EXERCISE >> Spot each line in the records below where the word "initiatingParticipantRef" occurs, then copy it.

* Begin DATASET *

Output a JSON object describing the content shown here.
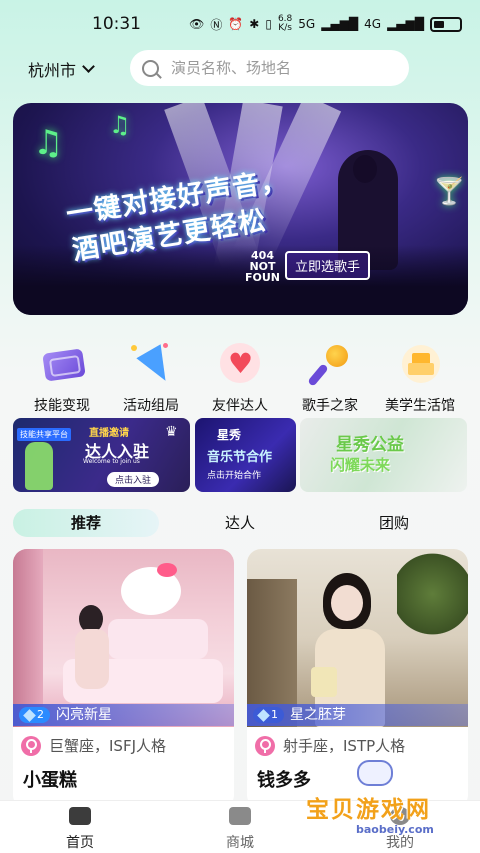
{
  "status_bar": {
    "time": "10:31",
    "net_speed_top": "6.8",
    "net_speed_bottom": "K/s",
    "signal1": "5G",
    "signal2": "4G"
  },
  "header": {
    "city": "杭州市",
    "search_placeholder": "演员名称、场地名"
  },
  "banner": {
    "headline_line1": "一键对接好声音，",
    "headline_line2": "酒吧演艺更轻松",
    "cta": "立即选歌手",
    "error_code": "404",
    "error_text1": "NOT",
    "error_text2": "FOUN"
  },
  "menu": [
    {
      "label": "技能变现",
      "icon": "wallet-icon"
    },
    {
      "label": "活动组局",
      "icon": "party-popper-icon"
    },
    {
      "label": "友伴达人",
      "icon": "heart-icon"
    },
    {
      "label": "歌手之家",
      "icon": "microphone-icon"
    },
    {
      "label": "美学生活馆",
      "icon": "building-icon"
    }
  ],
  "promos": [
    {
      "tag": "技能共享平台",
      "title1": "直播邀请",
      "title2": "达人入驻",
      "small": "Welcome to join us",
      "button": "点击入驻"
    },
    {
      "tag": "星秀",
      "title1": "音乐节合作",
      "button": "点击开始合作"
    },
    {
      "title1": "星秀公益",
      "title2": "闪耀未来"
    }
  ],
  "tabs": [
    {
      "label": "推荐",
      "active": true
    },
    {
      "label": "达人",
      "active": false
    },
    {
      "label": "团购",
      "active": false
    }
  ],
  "cards": [
    {
      "rank_num": "2",
      "rank_label": "闪亮新星",
      "zodiac": "巨蟹座，ISFJ人格",
      "name": "小蛋糕"
    },
    {
      "rank_num": "1",
      "rank_label": "星之胚芽",
      "zodiac": "射手座，ISTP人格",
      "name": "钱多多"
    }
  ],
  "bottom_nav": [
    {
      "label": "首页",
      "active": true
    },
    {
      "label": "商城",
      "active": false
    },
    {
      "label": "我的",
      "active": false
    }
  ],
  "watermark": {
    "text": "宝贝游戏网",
    "url": "baobeiy.com"
  },
  "colors": {
    "accent": "#2dbf8f",
    "rank_blue": "#4a63d6",
    "female_pink": "#f06ea8",
    "watermark_orange": "#f2a11a"
  }
}
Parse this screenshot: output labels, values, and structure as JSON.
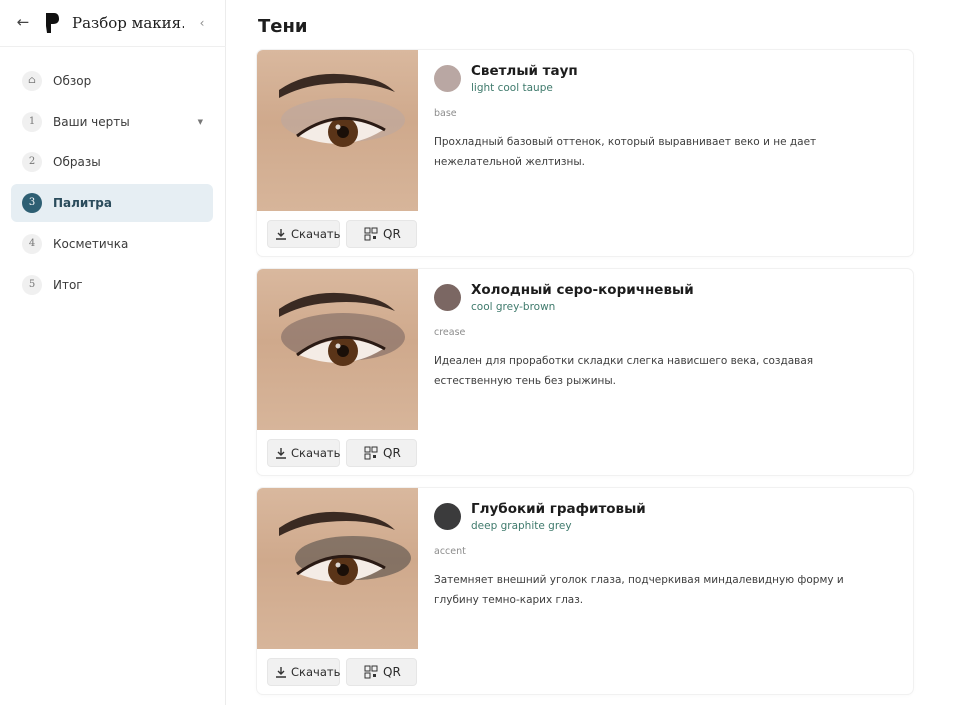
{
  "sidebar": {
    "title": "Разбор макия…",
    "back_icon": "arrow-left-icon",
    "collapse_icon": "chevron-left-icon",
    "items": [
      {
        "num": "⌂",
        "label": "Обзор",
        "active": false
      },
      {
        "num": "1",
        "label": "Ваши черты",
        "active": false,
        "has_caret": true
      },
      {
        "num": "2",
        "label": "Образы",
        "active": false
      },
      {
        "num": "3",
        "label": "Палитра",
        "active": true
      },
      {
        "num": "4",
        "label": "Косметичка",
        "active": false
      },
      {
        "num": "5",
        "label": "Итог",
        "active": false
      }
    ]
  },
  "section": {
    "title": "Тени"
  },
  "buttons": {
    "download": "Скачать",
    "qr": "QR"
  },
  "shades": [
    {
      "name": "Светлый тауп",
      "english": "light cool taupe",
      "role": "base",
      "description": "Прохладный базовый оттенок, который выравнивает веко и не дает нежелательной желтизны.",
      "color": "#b9a7a3"
    },
    {
      "name": "Холодный серо-коричневый",
      "english": "cool grey-brown",
      "role": "crease",
      "description": "Идеален для проработки складки слегка нависшего века, создавая естественную тень без рыжины.",
      "color": "#7b6763"
    },
    {
      "name": "Глубокий графитовый",
      "english": "deep graphite grey",
      "role": "accent",
      "description": "Затемняет внешний уголок глаза, подчеркивая миндалевидную форму и глубину темно-карих глаз.",
      "color": "#3b3b3c"
    }
  ]
}
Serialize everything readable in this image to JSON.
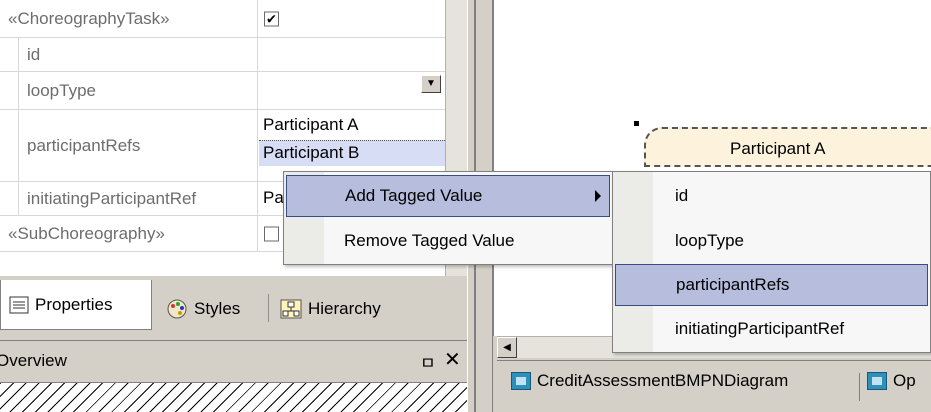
{
  "properties": {
    "rows": [
      {
        "name": "«ChoreographyTask»",
        "value": "",
        "checked": true
      },
      {
        "name": "id",
        "value": ""
      },
      {
        "name": "loopType",
        "value": ""
      },
      {
        "name": "participantRefs",
        "values": [
          "Participant A",
          "Participant B"
        ]
      },
      {
        "name": "initiatingParticipantRef",
        "value": "Pa"
      },
      {
        "name": "«SubChoreography»",
        "value": "",
        "checked": false
      }
    ]
  },
  "tabs": {
    "properties": "Properties",
    "styles": "Styles",
    "hierarchy": "Hierarchy"
  },
  "overview": {
    "title": "Overview",
    "pin": "ᵖ",
    "close": "✕"
  },
  "diagram": {
    "participant_label": "Participant A"
  },
  "context_menu": {
    "items": [
      "Add Tagged Value",
      "Remove Tagged Value"
    ],
    "submenu": [
      "id",
      "loopType",
      "participantRefs",
      "initiatingParticipantRef"
    ]
  },
  "document_tabs": [
    "CreditAssessmentBMPNDiagram",
    "Op"
  ],
  "colors": {
    "highlight": "#b6bddd",
    "selection": "#d8ddf6",
    "participant_fill": "#fdf3dc"
  }
}
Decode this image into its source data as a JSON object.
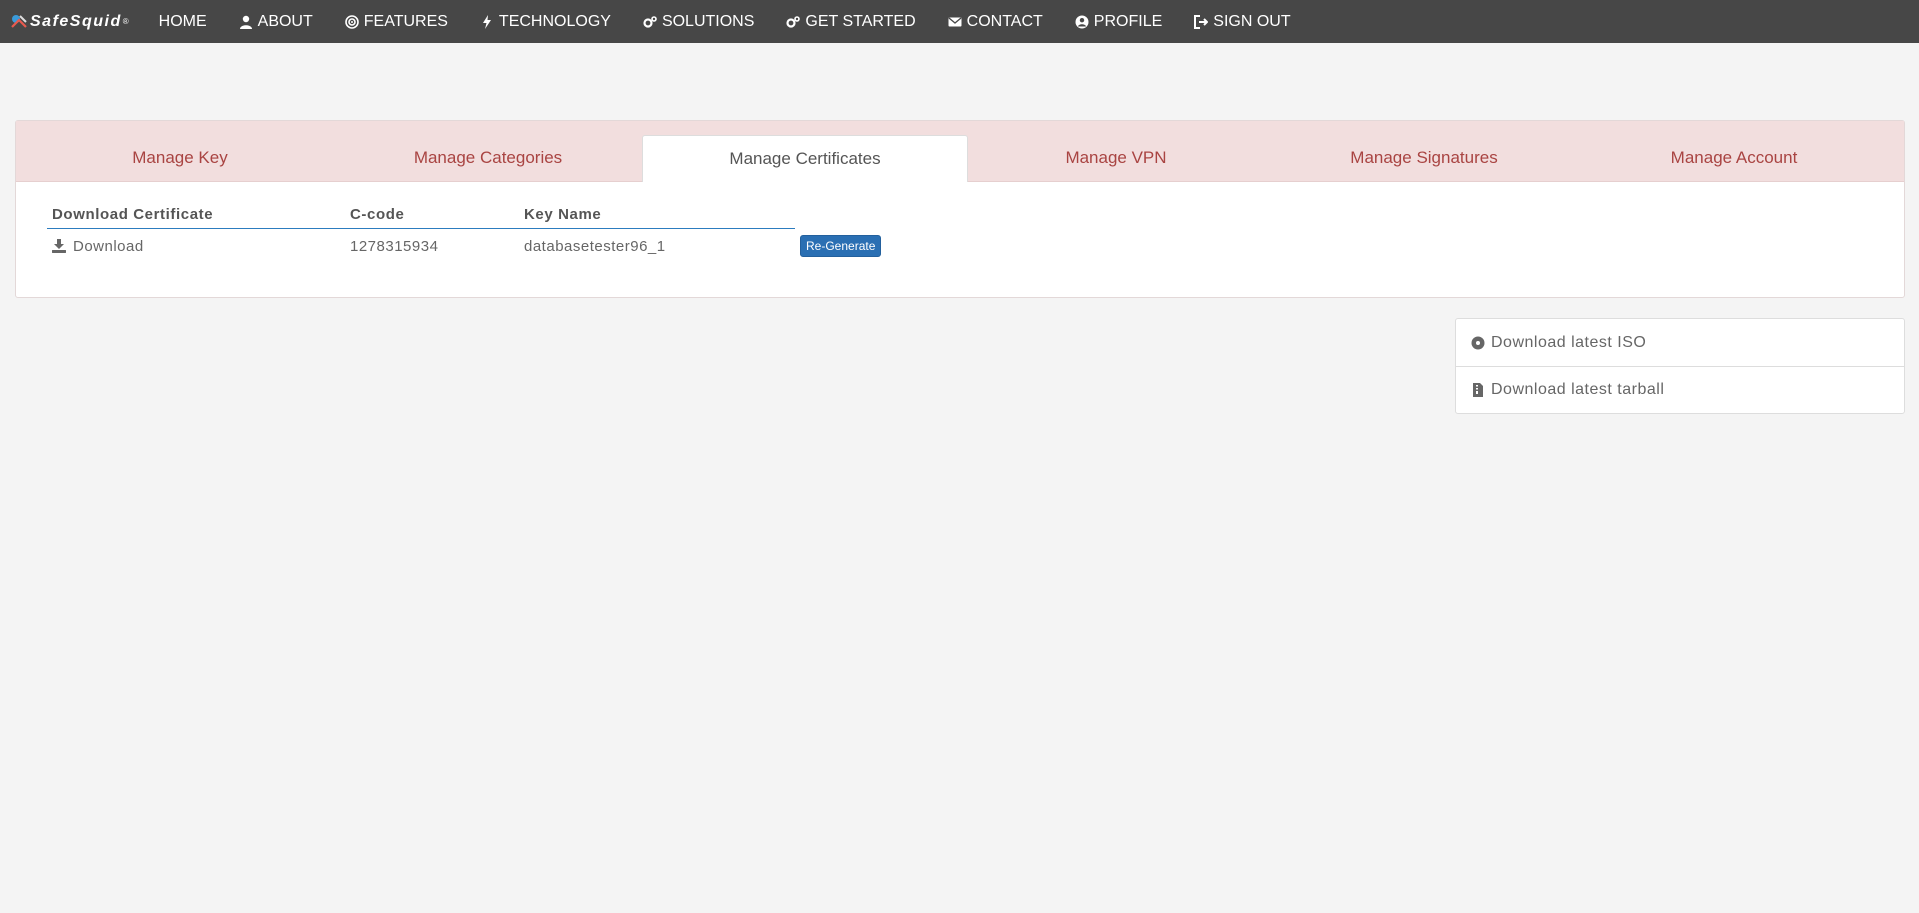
{
  "brand": {
    "name": "SafeSquid",
    "reg": "®"
  },
  "nav": [
    {
      "label": "HOME",
      "icon": "none"
    },
    {
      "label": "ABOUT",
      "icon": "user-icon"
    },
    {
      "label": "FEATURES",
      "icon": "target-icon"
    },
    {
      "label": "TECHNOLOGY",
      "icon": "bolt-icon"
    },
    {
      "label": "SOLUTIONS",
      "icon": "gears-icon"
    },
    {
      "label": "GET STARTED",
      "icon": "gears-icon"
    },
    {
      "label": "CONTACT",
      "icon": "envelope-icon"
    },
    {
      "label": "PROFILE",
      "icon": "user-circle-icon"
    },
    {
      "label": "SIGN OUT",
      "icon": "sign-out-icon"
    }
  ],
  "tabs": [
    {
      "label": "Manage Key"
    },
    {
      "label": "Manage Categories"
    },
    {
      "label": "Manage Certificates",
      "active": true
    },
    {
      "label": "Manage VPN"
    },
    {
      "label": "Manage Signatures"
    },
    {
      "label": "Manage Account"
    }
  ],
  "table": {
    "headers": [
      "Download Certificate",
      "C-code",
      "Key Name"
    ],
    "rows": [
      {
        "download": "Download",
        "ccode": "1278315934",
        "keyname": "databasetester96_1",
        "action": "Re-Generate"
      }
    ]
  },
  "downloads": [
    {
      "label": "Download latest ISO",
      "icon": "disc-icon"
    },
    {
      "label": "Download latest tarball",
      "icon": "file-archive-icon"
    }
  ],
  "colors": {
    "navbar": "#474747",
    "tabs_bg": "#f2dede",
    "tab_text": "#a94442",
    "accent": "#2a6fb3"
  }
}
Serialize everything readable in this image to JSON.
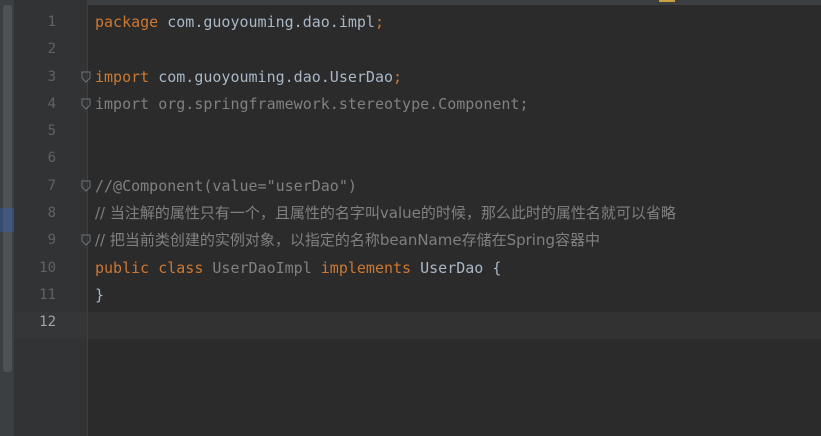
{
  "editor": {
    "active_line": 12,
    "lines": [
      {
        "n": "1",
        "tokens": [
          {
            "t": "package ",
            "c": "kw"
          },
          {
            "t": "com.guoyouming.dao.impl",
            "c": "plain"
          },
          {
            "t": ";",
            "c": "punct"
          }
        ]
      },
      {
        "n": "2",
        "tokens": []
      },
      {
        "n": "3",
        "fold": true,
        "tokens": [
          {
            "t": "import ",
            "c": "kw"
          },
          {
            "t": "com.guoyouming.dao.UserDao",
            "c": "plain"
          },
          {
            "t": ";",
            "c": "punct"
          }
        ]
      },
      {
        "n": "4",
        "fold": true,
        "tokens": [
          {
            "t": "import ",
            "c": "unused"
          },
          {
            "t": "org.springframework.stereotype.Component",
            "c": "unused"
          },
          {
            "t": ";",
            "c": "unused"
          }
        ]
      },
      {
        "n": "5",
        "tokens": []
      },
      {
        "n": "6",
        "tokens": []
      },
      {
        "n": "7",
        "fold": true,
        "tokens": [
          {
            "t": "//@Component(value=\"userDao\")",
            "c": "comment"
          }
        ]
      },
      {
        "n": "8",
        "tokens": [
          {
            "t": "// 当注解的属性只有一个，且属性的名字叫value的时候，那么此时的属性名就可以省略",
            "c": "comment cjk"
          }
        ]
      },
      {
        "n": "9",
        "fold": true,
        "tokens": [
          {
            "t": "// 把当前类创建的实例对象，以指定的名称beanName存储在Spring容器中",
            "c": "comment cjk"
          }
        ]
      },
      {
        "n": "10",
        "tokens": [
          {
            "t": "public ",
            "c": "kw"
          },
          {
            "t": "class ",
            "c": "kw"
          },
          {
            "t": "UserDaoImpl ",
            "c": "unused"
          },
          {
            "t": "implements ",
            "c": "kw"
          },
          {
            "t": "UserDao ",
            "c": "plain"
          },
          {
            "t": "{",
            "c": "plain"
          }
        ]
      },
      {
        "n": "11",
        "tokens": [
          {
            "t": "}",
            "c": "plain"
          }
        ]
      },
      {
        "n": "12",
        "tokens": []
      }
    ]
  },
  "colors": {
    "background": "#2b2b2b",
    "gutter": "#313335",
    "keyword": "#cc7832",
    "identifier": "#a9b7c6",
    "comment": "#808080",
    "line_number": "#606366"
  },
  "icons": {
    "fold": "fold-marker-icon",
    "warning": "warning-icon"
  }
}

* End DATASET *

WRITTEN ANSWER >>
        "name": "initiatingParticipantRef",
      "initiatingParticipantRef"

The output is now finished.